[Some records]
——————

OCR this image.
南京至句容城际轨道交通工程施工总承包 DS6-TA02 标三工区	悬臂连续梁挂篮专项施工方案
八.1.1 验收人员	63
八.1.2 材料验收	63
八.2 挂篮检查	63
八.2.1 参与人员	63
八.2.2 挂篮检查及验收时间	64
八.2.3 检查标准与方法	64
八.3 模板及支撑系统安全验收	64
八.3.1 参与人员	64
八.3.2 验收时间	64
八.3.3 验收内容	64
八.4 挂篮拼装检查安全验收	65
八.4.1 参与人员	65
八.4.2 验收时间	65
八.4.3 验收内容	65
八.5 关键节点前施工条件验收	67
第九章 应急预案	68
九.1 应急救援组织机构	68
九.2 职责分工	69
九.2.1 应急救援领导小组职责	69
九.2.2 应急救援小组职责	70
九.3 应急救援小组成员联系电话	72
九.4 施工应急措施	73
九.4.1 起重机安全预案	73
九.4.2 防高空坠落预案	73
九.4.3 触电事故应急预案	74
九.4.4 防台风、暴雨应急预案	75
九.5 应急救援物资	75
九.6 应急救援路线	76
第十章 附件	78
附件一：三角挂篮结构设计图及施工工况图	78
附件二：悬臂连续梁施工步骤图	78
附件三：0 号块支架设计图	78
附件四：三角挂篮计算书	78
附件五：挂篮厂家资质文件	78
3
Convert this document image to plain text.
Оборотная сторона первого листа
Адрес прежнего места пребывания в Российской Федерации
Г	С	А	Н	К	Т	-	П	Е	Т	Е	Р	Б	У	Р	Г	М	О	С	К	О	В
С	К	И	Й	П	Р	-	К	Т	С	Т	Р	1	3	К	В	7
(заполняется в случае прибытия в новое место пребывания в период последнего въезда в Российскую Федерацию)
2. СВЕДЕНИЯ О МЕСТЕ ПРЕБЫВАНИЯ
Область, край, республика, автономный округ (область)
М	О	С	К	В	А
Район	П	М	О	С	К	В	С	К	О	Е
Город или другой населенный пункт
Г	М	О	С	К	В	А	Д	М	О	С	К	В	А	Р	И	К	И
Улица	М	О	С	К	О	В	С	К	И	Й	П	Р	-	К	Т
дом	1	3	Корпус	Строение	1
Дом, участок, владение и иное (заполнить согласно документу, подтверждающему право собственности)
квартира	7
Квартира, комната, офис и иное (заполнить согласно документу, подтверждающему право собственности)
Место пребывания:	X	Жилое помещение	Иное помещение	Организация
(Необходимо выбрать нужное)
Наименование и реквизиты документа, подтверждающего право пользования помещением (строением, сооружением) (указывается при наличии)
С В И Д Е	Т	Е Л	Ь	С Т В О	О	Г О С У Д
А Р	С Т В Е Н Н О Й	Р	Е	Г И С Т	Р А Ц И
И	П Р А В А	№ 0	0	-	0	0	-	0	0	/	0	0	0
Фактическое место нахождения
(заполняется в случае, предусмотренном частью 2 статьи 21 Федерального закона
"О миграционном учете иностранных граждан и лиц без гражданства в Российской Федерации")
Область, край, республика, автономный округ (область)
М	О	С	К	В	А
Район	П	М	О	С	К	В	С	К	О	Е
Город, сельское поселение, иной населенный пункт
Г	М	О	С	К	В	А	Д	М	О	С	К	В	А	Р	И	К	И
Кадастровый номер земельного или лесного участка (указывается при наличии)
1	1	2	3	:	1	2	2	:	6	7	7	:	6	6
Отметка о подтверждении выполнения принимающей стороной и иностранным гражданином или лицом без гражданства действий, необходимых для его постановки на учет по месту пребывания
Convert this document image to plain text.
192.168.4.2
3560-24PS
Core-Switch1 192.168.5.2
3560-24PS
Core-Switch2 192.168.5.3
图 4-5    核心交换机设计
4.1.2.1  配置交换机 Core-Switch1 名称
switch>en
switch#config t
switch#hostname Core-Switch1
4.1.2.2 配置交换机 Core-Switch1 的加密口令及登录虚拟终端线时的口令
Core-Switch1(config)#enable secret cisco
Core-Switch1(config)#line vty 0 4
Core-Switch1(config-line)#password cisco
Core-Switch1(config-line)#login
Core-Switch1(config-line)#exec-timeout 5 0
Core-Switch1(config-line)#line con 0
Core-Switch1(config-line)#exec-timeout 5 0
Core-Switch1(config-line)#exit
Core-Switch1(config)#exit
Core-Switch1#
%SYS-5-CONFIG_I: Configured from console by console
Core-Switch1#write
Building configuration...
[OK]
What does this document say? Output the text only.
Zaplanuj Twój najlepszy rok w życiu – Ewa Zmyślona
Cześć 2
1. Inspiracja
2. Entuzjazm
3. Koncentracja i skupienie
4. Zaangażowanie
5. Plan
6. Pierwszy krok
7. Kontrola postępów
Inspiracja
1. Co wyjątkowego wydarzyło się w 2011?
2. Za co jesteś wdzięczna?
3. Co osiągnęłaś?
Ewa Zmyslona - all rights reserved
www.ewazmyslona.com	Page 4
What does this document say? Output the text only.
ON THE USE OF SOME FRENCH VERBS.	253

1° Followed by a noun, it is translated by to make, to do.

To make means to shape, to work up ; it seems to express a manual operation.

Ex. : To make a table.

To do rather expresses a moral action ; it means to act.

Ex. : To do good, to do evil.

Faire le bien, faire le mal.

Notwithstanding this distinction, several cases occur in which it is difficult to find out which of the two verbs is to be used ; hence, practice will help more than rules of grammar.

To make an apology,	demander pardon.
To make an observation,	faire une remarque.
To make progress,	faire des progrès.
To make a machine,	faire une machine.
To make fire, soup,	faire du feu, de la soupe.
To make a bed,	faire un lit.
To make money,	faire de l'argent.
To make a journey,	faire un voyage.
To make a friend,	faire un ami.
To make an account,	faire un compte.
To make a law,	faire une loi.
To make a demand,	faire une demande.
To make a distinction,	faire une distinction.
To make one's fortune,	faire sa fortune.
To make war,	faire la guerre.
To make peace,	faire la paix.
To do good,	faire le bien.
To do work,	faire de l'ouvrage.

——————

## Exercise prompt:
Go through the entries and return each line where the word "согласно" appears.

## Exercise response:
Дом, участок, владение и иное (заполнить согласно документу, подтверждающему право собственности)
Квартира, комната, офис и иное (заполнить согласно документу, подтверждающему право собственности)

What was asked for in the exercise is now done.